Supplied material:

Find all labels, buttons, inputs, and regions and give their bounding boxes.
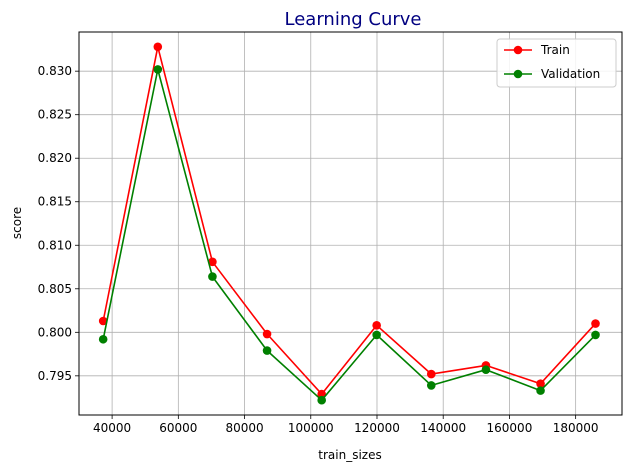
data-point-train [591, 319, 600, 328]
series-layer [98, 42, 600, 405]
data-point-train [536, 379, 545, 388]
series-line-validation [102, 68, 597, 402]
y-tick-label: 0.830 [38, 64, 72, 78]
legend-marker-train [513, 45, 523, 55]
x-tick-label: 160000 [487, 421, 533, 435]
x-tick-label: 180000 [553, 421, 599, 435]
y-tick-label: 0.815 [38, 195, 72, 209]
legend-box [496, 38, 617, 88]
grid [79, 32, 622, 415]
series-validation [98, 65, 600, 405]
y-tick-label: 0.825 [38, 108, 72, 122]
x-tick-label: 140000 [420, 421, 466, 435]
data-point-train [372, 321, 381, 330]
x-axis-ticks: 40000 60000 80000 100000 120000 140000 160000 1… [93, 415, 599, 435]
data-point-validation [98, 334, 108, 344]
data-point-train [153, 42, 163, 52]
data-point-validation [426, 381, 436, 390]
y-tick-label: 0.805 [38, 282, 72, 296]
x-tick-label: 100000 [288, 421, 334, 435]
data-point-validation [536, 386, 545, 395]
data-point-validation [372, 330, 381, 340]
x-tick-label: 40000 [93, 421, 131, 435]
data-point-validation [481, 365, 491, 375]
data-point-validation [262, 346, 272, 355]
x-axis-label: train_sizes [318, 448, 381, 462]
data-point-train [317, 389, 326, 399]
x-tick-label: 120000 [354, 421, 400, 435]
y-tick-label: 0.820 [38, 151, 72, 165]
data-point-validation [153, 65, 163, 74]
data-point-train [262, 329, 272, 339]
data-point-validation [591, 330, 600, 340]
x-tick-label: 60000 [159, 421, 197, 435]
x-tick-label: 80000 [225, 421, 263, 435]
y-axis-ticks: 0.795 0.800 0.805 0.810 0.815 0.820 0.825 0.830 [38, 64, 79, 383]
data-point-train [98, 316, 108, 326]
plot-area-frame [78, 31, 623, 416]
y-tick-label: 0.795 [38, 369, 72, 383]
legend-label-train: Train [540, 43, 570, 57]
series-train [98, 42, 600, 399]
data-point-validation [317, 395, 326, 405]
legend-label-validation: Validation [541, 67, 600, 81]
y-tick-label: 0.810 [38, 238, 72, 252]
legend-marker-validation [513, 69, 523, 79]
chart-title: Learning Curve [285, 9, 422, 30]
series-line-train [102, 45, 597, 395]
y-tick-label: 0.800 [38, 325, 72, 339]
y-axis-label: score [10, 207, 24, 239]
data-point-train [426, 369, 436, 379]
data-point-validation [208, 272, 217, 281]
data-point-train [208, 257, 217, 267]
legend: Train Validation [496, 38, 617, 88]
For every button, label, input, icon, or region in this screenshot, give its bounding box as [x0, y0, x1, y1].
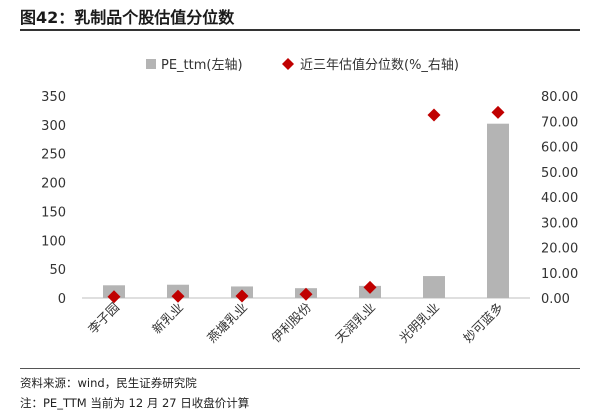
figure-title: 图42：乳制品个股估值分位数	[20, 8, 235, 27]
legend-scatter-label: 近三年估值分位数(%_右轴)	[300, 57, 459, 73]
percentile-marker	[363, 280, 377, 294]
legend-diamond-swatch	[282, 58, 294, 70]
scatter-series	[107, 105, 505, 304]
percentile-marker	[299, 287, 313, 301]
left-tick-label: 150	[41, 205, 66, 220]
left-tick-label: 200	[41, 177, 66, 192]
category-labels: 李子园 新乳业 燕塘乳业 伊利股份 天润乳业 光明乳业 妙可蓝多	[85, 299, 506, 345]
left-tick-label: 300	[41, 119, 66, 134]
left-tick-label: 0	[58, 292, 66, 307]
legend-bar-swatch	[146, 59, 156, 69]
footer-rule	[20, 368, 580, 369]
percentile-marker	[107, 290, 121, 304]
percentile-marker	[235, 289, 249, 303]
source-note: 资料来源：wind，民生证券研究院	[20, 376, 197, 390]
right-tick-label: 40.00	[541, 191, 578, 206]
percentile-marker	[427, 108, 441, 122]
left-tick-label: 100	[41, 234, 66, 249]
right-tick-label: 10.00	[541, 267, 578, 282]
pe-bar	[487, 123, 509, 299]
right-tick-label: 50.00	[541, 166, 578, 181]
left-tick-label: 250	[41, 148, 66, 163]
right-tick-label: 30.00	[541, 216, 578, 231]
right-tick-label: 60.00	[541, 141, 578, 156]
right-tick-label: 80.00	[541, 90, 578, 105]
pe-bar	[423, 276, 445, 298]
category-label: 新乳业	[149, 300, 186, 337]
bar-series	[103, 123, 509, 299]
category-label: 妙可蓝多	[460, 300, 506, 346]
chart: PE_ttm(左轴) 近三年估值分位数(%_右轴) 0 50 100 150 200 25…	[41, 57, 578, 345]
footnote: 注：PE_TTM 当前为 12 月 27 日收盘价计算	[20, 396, 250, 410]
percentile-marker	[491, 105, 505, 119]
right-tick-label: 20.00	[541, 242, 578, 257]
category-label: 天润乳业	[332, 300, 378, 346]
category-label: 李子园	[85, 300, 122, 337]
right-axis-ticks: 0.00 10.00 20.00 30.00 40.00 50.00 60.00 70.00 8…	[541, 90, 578, 307]
right-tick-label: 70.00	[541, 115, 578, 130]
category-label: 燕塘乳业	[204, 300, 250, 346]
chart-legend: PE_ttm(左轴) 近三年估值分位数(%_右轴)	[146, 57, 459, 73]
left-tick-label: 350	[41, 90, 66, 105]
title-rule	[20, 29, 580, 31]
category-label: 光明乳业	[396, 300, 442, 346]
right-tick-label: 0.00	[541, 292, 570, 307]
category-label: 伊利股份	[268, 299, 314, 345]
left-axis-ticks: 0 50 100 150 200 250 300 350	[41, 90, 66, 307]
legend-bar-label: PE_ttm(左轴)	[161, 58, 243, 73]
percentile-marker	[171, 289, 185, 303]
left-tick-label: 50	[49, 263, 66, 278]
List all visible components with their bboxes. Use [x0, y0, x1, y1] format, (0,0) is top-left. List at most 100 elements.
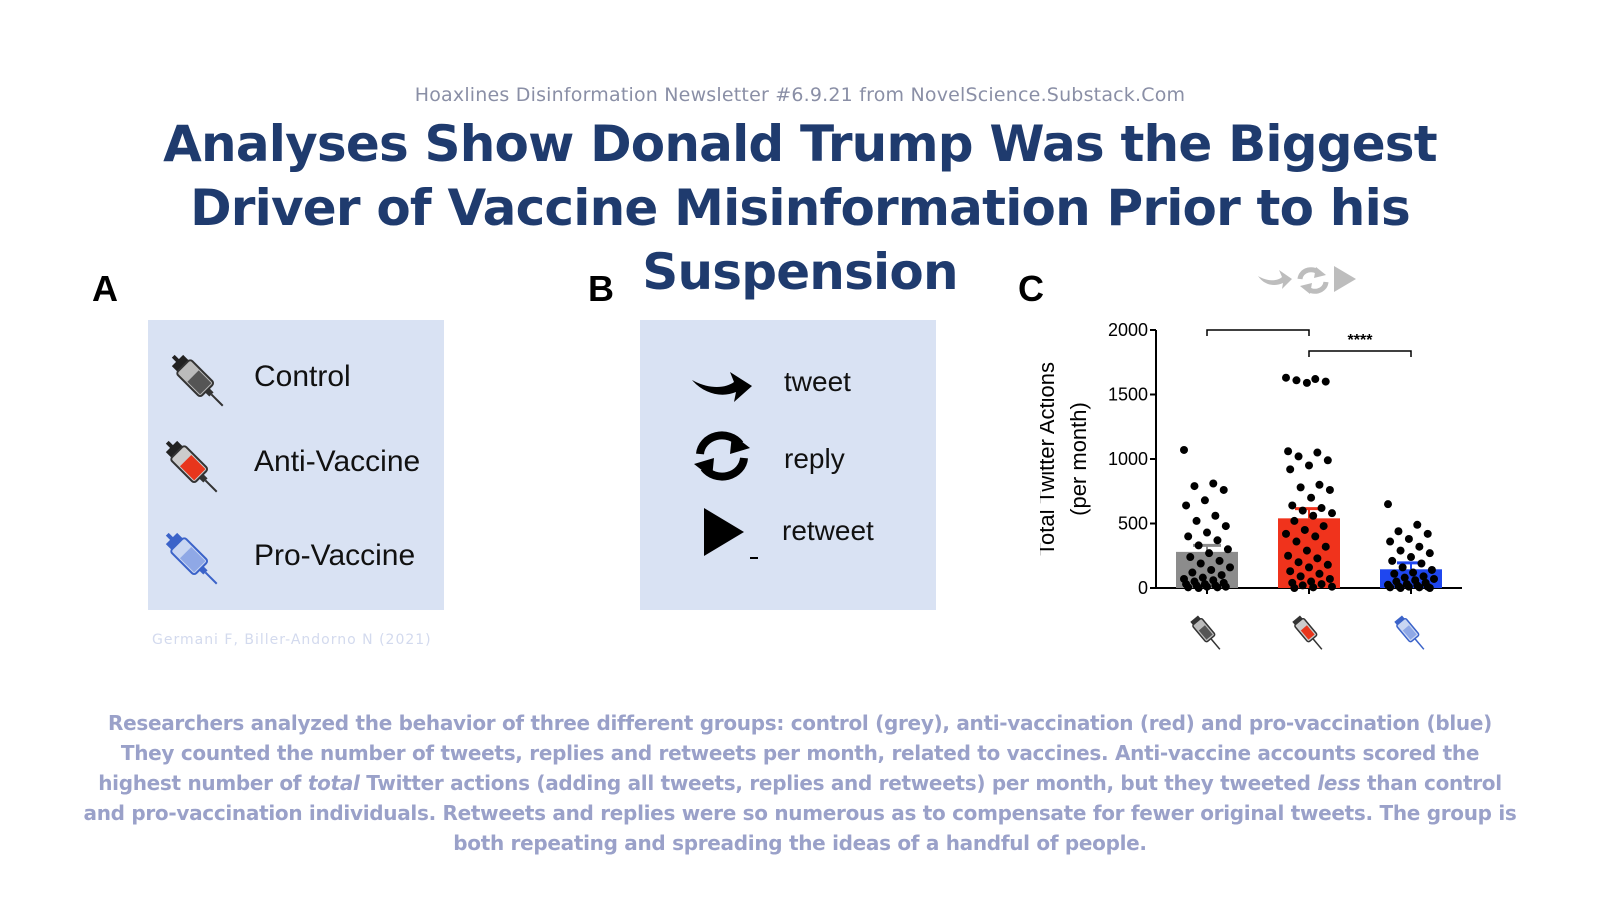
data-point [1198, 573, 1207, 582]
data-point [1317, 504, 1326, 513]
data-point [1203, 582, 1211, 591]
y-tick-label: 1500 [1108, 385, 1148, 405]
source-citation: Germani F, Biller-Andorno N (2021) [152, 632, 432, 648]
data-point [1384, 500, 1392, 509]
data-point [1423, 529, 1432, 538]
combined-actions-icon [1258, 266, 1356, 294]
data-point [1302, 546, 1311, 555]
data-point [1194, 541, 1203, 550]
data-point [1213, 583, 1222, 592]
data-point [1209, 479, 1218, 488]
caption: Researchers analyzed the behavior of thr… [80, 708, 1520, 858]
data-point [1205, 549, 1214, 558]
data-point [1404, 582, 1413, 591]
data-point [1290, 516, 1299, 525]
data-point [1413, 520, 1422, 529]
data-point [1317, 580, 1326, 589]
data-point [1290, 584, 1299, 592]
data-point [1217, 571, 1226, 580]
data-point [1309, 583, 1318, 592]
data-point [1294, 452, 1303, 461]
data-point [1321, 542, 1330, 551]
legend-label-retweet: retweet [782, 515, 874, 546]
data-point [1207, 565, 1216, 574]
caption-part3: than control and pro-vaccination individ… [83, 771, 1517, 855]
data-point [1190, 482, 1199, 491]
data-point [1323, 456, 1332, 465]
data-point [1194, 584, 1203, 592]
data-point [1404, 534, 1413, 543]
page-title: Analyses Show Donald Trump Was the Bigge… [163, 115, 1438, 301]
group-legend: Control Anti-Vaccine Pro-Vaccine [148, 320, 444, 610]
category-syringe-icon [1394, 615, 1425, 650]
category-syringe-icon [1292, 615, 1323, 650]
data-point [1394, 527, 1403, 536]
data-point [1180, 445, 1188, 454]
data-point [1313, 554, 1322, 563]
legend-label-reply: reply [784, 443, 845, 474]
data-point [1302, 378, 1311, 387]
data-point [1430, 574, 1438, 583]
tweet-arrow-icon [692, 372, 752, 402]
newsletter-kicker: Hoaxlines Disinformation Newsletter #6.9… [414, 84, 1186, 106]
data-point [1415, 542, 1424, 551]
data-point [1292, 376, 1301, 385]
data-point [1221, 522, 1230, 531]
syringe-red-icon [165, 440, 218, 493]
caption-part1: Researchers analyzed the behavior of thr… [98, 711, 1492, 795]
data-point [1313, 448, 1322, 457]
y-tick-label: 2000 [1108, 320, 1148, 340]
data-point [1215, 556, 1224, 565]
data-point [1286, 465, 1295, 474]
caption-em-less: less [1317, 771, 1361, 795]
data-point [1325, 574, 1334, 583]
category-syringe-icon [1190, 615, 1221, 650]
data-point [1307, 493, 1316, 502]
data-point [1398, 563, 1407, 572]
data-point [1388, 556, 1397, 565]
data-point [1294, 558, 1303, 567]
data-point [1425, 549, 1434, 558]
data-point [1200, 496, 1209, 505]
data-point [1419, 572, 1428, 581]
data-point [1284, 551, 1293, 560]
data-point [1386, 537, 1395, 546]
data-point [1196, 559, 1205, 568]
data-point [1192, 516, 1201, 525]
panel-c-letter: C [1018, 268, 1044, 309]
data-point [1296, 483, 1305, 492]
data-point [1298, 506, 1307, 515]
data-point [1321, 377, 1330, 386]
reply-cycle-icon [694, 431, 750, 481]
data-point [1288, 501, 1297, 510]
syringe-blue-icon [165, 532, 218, 585]
data-point [1396, 546, 1405, 555]
data-point [1203, 528, 1211, 537]
data-point [1223, 545, 1232, 554]
data-point [1390, 569, 1399, 578]
data-point [1284, 447, 1293, 456]
data-point [1315, 569, 1324, 578]
legend-label-tweet: tweet [784, 366, 851, 397]
data-point [1396, 584, 1405, 592]
data-point [1328, 509, 1336, 518]
data-point [1282, 373, 1290, 382]
significance-label: **** [1348, 332, 1374, 349]
syringe-grey-icon [171, 354, 224, 407]
data-point [1425, 584, 1434, 592]
data-point [1323, 560, 1332, 569]
action-legend: tweet reply retweet [640, 320, 936, 610]
data-point [1319, 522, 1328, 531]
data-point [1182, 501, 1191, 510]
data-point [1282, 529, 1290, 538]
data-point [1386, 583, 1395, 592]
bar-chart: 0 500 1000 1500 2000 Total Twitter Actions (pe… [1040, 320, 1462, 650]
data-point [1188, 568, 1197, 577]
data-point [1427, 565, 1436, 574]
y-axis-label: Total Twitter Actions [1040, 362, 1059, 556]
data-point [1407, 553, 1415, 562]
data-point [1305, 461, 1313, 470]
data-point [1415, 583, 1424, 592]
data-point [1300, 525, 1309, 534]
y-tick-label: 1000 [1108, 449, 1148, 469]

Aim of the task:
Quote, without any change, the part of the material that opens with the line containing "data-point [1198, 573, 1207, 582]" and closes with the line containing "data-point [1286, 465, 1295, 474]", including both of those lines.

Answer to the task:
data-point [1198, 573, 1207, 582]
data-point [1317, 504, 1326, 513]
data-point [1203, 582, 1211, 591]
y-tick-label: 1500 [1108, 385, 1148, 405]
source-citation: Germani F, Biller-Andorno N (2021) [152, 632, 432, 648]
data-point [1384, 500, 1392, 509]
data-point [1423, 529, 1432, 538]
combined-actions-icon [1258, 266, 1356, 294]
data-point [1302, 546, 1311, 555]
data-point [1194, 541, 1203, 550]
data-point [1213, 583, 1222, 592]
data-point [1209, 479, 1218, 488]
caption: Researchers analyzed the behavior of thr… [80, 708, 1520, 858]
data-point [1205, 549, 1214, 558]
data-point [1404, 582, 1413, 591]
data-point [1290, 516, 1299, 525]
data-point [1413, 520, 1422, 529]
data-point [1317, 580, 1326, 589]
data-point [1290, 584, 1299, 592]
data-point [1217, 571, 1226, 580]
data-point [1309, 583, 1318, 592]
data-point [1294, 452, 1303, 461]
data-point [1321, 542, 1330, 551]
legend-label-retweet: retweet [782, 515, 874, 546]
data-point [1207, 565, 1216, 574]
caption-part3: than control and pro-vaccination individ… [83, 771, 1517, 855]
data-point [1190, 482, 1199, 491]
data-point [1323, 456, 1332, 465]
data-point [1194, 584, 1203, 592]
data-point [1404, 534, 1413, 543]
page-title: Analyses Show Donald Trump Was the Bigge… [163, 115, 1438, 301]
group-legend: Control Anti-Vaccine Pro-Vaccine [148, 320, 444, 610]
category-syringe-icon [1394, 615, 1425, 650]
category-syringe-icon [1292, 615, 1323, 650]
data-point [1394, 527, 1403, 536]
data-point [1180, 445, 1188, 454]
data-point [1313, 554, 1322, 563]
legend-label-reply: reply [784, 443, 845, 474]
data-point [1302, 378, 1311, 387]
data-point [1430, 574, 1438, 583]
tweet-arrow-icon [692, 372, 752, 402]
newsletter-kicker: Hoaxlines Disinformation Newsletter #6.9… [414, 84, 1186, 106]
data-point [1415, 542, 1424, 551]
data-point [1292, 376, 1301, 385]
data-point [1221, 522, 1230, 531]
syringe-red-icon [165, 440, 218, 493]
caption-part1: Researchers analyzed the behavior of thr… [98, 711, 1492, 795]
data-point [1313, 448, 1322, 457]
y-tick-label: 2000 [1108, 320, 1148, 340]
data-point [1215, 556, 1224, 565]
data-point [1286, 465, 1295, 474]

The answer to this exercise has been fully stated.